- DO THIS
Check each line of the material below for "Power". Report how many have it, with no other words.

- DATA LINES
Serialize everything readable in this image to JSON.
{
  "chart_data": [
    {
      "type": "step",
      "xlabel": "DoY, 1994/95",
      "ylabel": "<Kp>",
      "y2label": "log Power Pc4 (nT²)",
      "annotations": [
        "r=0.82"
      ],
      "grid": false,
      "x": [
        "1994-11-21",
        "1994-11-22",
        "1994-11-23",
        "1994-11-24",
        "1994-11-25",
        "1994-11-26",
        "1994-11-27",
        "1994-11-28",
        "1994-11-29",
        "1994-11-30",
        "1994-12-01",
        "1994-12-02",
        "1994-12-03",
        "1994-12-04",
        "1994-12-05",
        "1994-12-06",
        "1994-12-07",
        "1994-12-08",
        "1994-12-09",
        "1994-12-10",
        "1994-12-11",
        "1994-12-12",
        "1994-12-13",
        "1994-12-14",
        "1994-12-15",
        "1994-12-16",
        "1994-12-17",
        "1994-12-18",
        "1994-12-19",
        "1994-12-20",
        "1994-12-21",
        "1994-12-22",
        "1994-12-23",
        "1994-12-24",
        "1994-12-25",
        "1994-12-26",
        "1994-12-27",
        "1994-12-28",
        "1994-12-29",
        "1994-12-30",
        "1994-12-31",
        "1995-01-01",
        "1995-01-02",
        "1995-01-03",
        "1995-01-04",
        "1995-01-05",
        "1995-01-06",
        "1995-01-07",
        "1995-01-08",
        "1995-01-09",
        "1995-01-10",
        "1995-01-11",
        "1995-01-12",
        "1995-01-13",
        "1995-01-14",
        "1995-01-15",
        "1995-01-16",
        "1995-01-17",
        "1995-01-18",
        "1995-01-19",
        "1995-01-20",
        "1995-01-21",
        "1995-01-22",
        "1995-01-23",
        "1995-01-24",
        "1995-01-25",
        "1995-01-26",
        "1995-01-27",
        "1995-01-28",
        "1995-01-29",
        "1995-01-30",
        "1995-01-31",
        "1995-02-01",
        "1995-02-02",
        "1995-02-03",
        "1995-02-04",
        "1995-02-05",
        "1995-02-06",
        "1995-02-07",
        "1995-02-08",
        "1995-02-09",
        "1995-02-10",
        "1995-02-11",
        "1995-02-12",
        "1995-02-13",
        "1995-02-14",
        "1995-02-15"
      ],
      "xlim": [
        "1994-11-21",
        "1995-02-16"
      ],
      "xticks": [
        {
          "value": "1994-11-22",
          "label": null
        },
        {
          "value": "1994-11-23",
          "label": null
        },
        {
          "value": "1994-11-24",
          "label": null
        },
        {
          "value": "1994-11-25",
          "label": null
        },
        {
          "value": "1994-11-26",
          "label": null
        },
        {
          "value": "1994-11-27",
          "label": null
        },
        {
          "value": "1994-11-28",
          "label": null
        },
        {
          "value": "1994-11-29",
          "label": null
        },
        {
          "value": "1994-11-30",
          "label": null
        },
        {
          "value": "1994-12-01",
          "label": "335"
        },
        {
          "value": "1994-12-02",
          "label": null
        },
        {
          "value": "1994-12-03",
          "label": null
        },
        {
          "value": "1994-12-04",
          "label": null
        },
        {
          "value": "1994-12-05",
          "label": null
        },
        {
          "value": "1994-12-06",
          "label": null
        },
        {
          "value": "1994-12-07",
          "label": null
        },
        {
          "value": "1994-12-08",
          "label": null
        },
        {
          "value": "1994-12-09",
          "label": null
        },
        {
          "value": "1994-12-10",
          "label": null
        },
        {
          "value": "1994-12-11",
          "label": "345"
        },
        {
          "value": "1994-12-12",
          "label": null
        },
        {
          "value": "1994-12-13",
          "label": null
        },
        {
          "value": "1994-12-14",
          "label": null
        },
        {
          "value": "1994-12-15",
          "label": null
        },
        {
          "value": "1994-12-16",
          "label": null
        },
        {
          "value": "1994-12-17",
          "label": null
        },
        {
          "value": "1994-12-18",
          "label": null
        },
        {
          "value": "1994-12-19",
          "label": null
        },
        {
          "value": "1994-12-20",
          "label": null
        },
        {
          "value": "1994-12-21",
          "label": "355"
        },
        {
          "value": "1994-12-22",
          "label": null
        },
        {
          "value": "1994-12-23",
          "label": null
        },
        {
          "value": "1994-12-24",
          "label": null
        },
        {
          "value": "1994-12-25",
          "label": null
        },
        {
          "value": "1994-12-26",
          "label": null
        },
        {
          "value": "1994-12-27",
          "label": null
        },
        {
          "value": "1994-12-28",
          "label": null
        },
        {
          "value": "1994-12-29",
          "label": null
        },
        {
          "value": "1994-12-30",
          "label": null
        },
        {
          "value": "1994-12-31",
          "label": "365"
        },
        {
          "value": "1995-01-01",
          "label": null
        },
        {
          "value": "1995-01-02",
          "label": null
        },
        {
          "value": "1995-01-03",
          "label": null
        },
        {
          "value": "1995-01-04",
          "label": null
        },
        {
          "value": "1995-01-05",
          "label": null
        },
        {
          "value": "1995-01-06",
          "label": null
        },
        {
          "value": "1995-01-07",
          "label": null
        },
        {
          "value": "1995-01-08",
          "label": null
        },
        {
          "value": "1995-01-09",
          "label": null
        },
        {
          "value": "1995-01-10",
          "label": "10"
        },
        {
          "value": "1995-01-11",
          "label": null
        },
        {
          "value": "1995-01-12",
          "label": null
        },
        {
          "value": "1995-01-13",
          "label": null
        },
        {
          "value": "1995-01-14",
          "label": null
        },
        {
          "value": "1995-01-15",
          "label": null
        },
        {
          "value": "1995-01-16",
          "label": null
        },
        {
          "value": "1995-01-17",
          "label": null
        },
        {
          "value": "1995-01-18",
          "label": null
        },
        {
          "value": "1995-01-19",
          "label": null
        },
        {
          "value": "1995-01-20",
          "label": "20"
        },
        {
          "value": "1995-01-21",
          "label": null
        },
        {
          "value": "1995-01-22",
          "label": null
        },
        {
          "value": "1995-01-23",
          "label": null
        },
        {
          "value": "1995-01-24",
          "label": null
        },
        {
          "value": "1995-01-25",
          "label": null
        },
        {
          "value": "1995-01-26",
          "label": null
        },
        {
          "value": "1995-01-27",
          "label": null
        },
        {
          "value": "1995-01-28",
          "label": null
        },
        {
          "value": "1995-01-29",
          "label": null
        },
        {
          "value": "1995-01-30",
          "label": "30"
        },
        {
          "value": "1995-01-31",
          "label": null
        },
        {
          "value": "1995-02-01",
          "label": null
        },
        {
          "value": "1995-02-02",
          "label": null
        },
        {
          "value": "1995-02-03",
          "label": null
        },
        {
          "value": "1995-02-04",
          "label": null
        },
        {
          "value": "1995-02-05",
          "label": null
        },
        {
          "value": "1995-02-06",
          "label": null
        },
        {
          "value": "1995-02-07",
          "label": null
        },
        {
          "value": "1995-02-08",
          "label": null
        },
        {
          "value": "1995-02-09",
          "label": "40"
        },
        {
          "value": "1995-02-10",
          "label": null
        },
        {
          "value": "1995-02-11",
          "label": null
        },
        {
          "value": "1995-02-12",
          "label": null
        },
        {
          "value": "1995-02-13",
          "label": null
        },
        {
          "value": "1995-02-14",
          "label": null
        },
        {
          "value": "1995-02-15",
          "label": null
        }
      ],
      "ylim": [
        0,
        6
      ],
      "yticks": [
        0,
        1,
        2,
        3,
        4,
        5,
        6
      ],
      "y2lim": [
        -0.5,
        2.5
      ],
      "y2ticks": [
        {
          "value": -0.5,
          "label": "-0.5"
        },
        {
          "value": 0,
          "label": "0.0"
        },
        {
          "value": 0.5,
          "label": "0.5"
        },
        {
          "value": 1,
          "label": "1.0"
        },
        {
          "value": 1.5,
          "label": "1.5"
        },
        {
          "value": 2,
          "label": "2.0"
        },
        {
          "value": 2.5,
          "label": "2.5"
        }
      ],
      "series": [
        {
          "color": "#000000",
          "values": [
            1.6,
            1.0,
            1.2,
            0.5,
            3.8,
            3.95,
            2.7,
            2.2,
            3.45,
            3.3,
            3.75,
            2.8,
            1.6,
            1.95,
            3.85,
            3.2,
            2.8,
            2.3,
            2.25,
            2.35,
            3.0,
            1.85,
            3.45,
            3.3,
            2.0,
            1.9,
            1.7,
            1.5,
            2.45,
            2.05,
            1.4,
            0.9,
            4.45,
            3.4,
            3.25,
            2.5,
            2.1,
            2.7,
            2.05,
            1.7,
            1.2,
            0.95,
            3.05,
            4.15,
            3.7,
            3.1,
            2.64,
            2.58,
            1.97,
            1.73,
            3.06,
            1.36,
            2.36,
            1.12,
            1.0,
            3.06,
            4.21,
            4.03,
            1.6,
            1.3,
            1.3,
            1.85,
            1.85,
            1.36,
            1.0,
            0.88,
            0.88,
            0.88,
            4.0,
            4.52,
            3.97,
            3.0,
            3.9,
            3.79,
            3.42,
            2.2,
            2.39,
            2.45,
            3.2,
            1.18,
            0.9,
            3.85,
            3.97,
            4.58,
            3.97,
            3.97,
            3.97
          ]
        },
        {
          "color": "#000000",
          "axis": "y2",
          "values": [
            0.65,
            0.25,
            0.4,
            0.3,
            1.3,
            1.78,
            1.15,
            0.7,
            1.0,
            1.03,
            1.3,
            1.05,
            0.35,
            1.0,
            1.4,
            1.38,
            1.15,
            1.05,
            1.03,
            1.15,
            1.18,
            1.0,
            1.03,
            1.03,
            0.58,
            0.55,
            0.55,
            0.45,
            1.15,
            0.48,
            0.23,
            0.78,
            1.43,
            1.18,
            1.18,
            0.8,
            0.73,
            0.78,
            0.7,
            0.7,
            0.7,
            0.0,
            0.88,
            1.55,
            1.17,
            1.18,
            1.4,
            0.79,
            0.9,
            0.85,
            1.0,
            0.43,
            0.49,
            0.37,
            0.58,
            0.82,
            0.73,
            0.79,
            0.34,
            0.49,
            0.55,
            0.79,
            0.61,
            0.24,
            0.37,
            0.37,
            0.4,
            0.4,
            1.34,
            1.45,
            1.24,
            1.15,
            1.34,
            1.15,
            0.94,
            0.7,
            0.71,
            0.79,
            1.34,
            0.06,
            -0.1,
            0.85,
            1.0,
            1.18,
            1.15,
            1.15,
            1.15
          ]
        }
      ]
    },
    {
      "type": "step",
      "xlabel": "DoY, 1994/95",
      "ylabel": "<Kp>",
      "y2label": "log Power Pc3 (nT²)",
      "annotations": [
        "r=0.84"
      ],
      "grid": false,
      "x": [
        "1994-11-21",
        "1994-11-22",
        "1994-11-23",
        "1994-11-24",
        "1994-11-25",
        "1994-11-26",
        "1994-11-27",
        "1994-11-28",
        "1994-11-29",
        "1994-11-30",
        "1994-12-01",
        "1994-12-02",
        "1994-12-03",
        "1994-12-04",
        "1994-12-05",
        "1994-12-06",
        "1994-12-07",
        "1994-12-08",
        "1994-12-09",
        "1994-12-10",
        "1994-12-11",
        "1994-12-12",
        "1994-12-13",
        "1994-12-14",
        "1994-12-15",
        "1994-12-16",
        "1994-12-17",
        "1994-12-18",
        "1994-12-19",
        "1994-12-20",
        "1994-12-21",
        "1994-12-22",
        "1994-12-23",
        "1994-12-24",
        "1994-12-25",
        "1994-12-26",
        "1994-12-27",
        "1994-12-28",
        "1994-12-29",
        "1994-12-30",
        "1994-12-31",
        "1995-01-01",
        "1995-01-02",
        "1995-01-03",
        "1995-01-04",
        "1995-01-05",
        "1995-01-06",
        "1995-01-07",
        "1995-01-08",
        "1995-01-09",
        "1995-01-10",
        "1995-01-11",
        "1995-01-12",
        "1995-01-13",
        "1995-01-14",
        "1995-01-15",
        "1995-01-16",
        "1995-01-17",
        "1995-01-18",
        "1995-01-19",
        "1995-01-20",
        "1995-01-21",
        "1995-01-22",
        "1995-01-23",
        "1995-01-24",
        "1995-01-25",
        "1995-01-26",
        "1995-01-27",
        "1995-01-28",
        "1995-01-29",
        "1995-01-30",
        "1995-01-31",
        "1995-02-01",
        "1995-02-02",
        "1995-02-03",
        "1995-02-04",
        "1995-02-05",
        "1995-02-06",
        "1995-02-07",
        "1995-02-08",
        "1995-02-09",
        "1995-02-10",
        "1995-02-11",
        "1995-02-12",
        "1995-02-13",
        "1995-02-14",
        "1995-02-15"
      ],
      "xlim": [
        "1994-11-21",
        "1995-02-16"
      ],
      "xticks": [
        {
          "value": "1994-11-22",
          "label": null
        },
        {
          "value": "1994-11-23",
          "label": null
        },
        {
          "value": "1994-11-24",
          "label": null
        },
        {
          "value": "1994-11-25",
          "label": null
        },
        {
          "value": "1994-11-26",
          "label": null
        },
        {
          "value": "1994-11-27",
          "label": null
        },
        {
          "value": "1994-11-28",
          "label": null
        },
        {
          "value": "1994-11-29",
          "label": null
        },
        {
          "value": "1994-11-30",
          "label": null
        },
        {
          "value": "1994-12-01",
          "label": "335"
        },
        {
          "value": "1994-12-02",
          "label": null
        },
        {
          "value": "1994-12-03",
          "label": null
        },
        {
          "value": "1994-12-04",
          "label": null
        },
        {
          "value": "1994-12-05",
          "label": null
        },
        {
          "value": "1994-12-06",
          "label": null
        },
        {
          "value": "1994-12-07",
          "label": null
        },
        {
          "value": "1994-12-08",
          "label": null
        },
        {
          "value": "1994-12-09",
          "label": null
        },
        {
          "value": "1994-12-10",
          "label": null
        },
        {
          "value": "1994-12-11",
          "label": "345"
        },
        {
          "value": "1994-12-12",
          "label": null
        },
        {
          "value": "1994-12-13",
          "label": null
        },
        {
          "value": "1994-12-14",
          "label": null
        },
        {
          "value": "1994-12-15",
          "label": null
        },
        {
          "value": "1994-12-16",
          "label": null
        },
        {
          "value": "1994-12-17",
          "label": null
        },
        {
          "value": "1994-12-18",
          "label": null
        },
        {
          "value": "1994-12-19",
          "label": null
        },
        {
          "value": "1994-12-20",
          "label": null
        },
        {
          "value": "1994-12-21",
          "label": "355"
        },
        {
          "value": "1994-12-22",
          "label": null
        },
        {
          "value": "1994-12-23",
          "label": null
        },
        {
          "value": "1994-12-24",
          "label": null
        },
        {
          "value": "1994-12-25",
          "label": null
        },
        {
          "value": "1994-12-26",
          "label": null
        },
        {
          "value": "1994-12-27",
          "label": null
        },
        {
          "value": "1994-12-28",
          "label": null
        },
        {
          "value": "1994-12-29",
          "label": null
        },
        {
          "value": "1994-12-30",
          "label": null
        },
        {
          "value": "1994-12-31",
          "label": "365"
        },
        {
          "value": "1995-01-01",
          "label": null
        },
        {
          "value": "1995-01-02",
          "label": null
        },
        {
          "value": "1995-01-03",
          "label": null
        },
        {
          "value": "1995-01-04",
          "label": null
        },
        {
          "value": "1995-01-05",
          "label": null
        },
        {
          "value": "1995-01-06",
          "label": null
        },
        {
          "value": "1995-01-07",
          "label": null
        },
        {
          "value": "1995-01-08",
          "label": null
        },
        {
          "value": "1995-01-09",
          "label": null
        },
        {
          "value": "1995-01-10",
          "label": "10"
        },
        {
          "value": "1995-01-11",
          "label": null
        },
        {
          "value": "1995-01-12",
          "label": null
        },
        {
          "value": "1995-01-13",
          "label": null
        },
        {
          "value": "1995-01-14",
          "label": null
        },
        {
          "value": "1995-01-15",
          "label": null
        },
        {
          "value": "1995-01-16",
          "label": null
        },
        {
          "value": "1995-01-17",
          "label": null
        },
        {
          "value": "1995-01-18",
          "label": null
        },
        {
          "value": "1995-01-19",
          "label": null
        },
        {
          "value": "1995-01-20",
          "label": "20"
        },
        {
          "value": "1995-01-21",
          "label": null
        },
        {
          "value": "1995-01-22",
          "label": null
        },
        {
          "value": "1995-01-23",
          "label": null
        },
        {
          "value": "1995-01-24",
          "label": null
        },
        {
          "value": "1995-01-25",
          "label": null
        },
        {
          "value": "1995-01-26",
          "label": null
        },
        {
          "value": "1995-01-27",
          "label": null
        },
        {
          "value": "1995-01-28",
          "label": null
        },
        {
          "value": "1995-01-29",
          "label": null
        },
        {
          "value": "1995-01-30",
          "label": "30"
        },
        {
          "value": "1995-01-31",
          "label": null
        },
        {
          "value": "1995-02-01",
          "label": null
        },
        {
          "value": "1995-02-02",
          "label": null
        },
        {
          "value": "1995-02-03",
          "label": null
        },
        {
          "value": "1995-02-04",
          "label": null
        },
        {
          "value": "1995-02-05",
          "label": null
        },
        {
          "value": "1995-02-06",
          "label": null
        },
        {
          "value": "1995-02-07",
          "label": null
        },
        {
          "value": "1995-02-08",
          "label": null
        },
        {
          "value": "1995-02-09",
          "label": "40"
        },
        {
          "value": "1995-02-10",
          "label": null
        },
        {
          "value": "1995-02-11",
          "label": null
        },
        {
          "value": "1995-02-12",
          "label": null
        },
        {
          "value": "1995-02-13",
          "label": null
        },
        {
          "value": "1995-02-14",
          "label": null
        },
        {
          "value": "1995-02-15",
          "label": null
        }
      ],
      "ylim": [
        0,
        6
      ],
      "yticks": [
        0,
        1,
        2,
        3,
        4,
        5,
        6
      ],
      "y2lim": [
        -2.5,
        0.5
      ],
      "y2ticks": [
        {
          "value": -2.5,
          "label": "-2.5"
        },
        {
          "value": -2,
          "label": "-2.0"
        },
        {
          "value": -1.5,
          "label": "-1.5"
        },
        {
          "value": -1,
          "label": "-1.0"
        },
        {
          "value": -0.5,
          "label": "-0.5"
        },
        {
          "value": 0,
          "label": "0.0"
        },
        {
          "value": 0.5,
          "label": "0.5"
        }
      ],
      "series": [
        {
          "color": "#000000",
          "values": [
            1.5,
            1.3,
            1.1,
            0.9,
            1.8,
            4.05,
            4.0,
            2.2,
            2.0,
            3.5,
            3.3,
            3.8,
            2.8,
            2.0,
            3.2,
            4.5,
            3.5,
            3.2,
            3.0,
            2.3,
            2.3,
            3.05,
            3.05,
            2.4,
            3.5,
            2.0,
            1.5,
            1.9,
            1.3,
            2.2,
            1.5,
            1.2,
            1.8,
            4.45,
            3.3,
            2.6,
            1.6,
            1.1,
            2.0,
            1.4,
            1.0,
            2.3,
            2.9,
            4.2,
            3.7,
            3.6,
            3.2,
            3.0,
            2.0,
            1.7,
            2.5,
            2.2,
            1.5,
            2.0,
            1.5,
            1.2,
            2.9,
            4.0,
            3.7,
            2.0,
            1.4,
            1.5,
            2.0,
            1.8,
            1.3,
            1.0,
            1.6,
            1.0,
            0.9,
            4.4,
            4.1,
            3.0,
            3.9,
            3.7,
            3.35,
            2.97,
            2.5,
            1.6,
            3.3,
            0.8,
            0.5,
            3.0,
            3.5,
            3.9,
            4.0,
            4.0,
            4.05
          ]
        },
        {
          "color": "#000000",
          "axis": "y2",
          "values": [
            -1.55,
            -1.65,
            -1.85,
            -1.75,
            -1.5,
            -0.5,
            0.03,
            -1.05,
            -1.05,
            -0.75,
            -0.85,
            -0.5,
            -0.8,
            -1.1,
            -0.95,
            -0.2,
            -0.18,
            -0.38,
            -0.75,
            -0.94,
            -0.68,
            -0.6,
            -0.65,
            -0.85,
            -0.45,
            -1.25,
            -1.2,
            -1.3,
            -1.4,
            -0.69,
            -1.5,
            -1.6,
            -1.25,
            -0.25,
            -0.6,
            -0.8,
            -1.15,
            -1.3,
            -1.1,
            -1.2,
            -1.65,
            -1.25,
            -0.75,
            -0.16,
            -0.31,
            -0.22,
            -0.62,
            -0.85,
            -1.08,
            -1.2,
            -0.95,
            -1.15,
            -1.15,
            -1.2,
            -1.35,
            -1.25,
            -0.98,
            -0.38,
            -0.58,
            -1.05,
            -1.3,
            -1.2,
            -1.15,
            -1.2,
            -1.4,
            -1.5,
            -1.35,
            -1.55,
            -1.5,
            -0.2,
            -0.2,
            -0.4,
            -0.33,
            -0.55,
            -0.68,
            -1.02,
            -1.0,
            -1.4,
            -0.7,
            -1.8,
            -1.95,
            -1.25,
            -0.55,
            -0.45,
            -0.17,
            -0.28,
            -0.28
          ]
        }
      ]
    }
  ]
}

- THE SOLUTION
2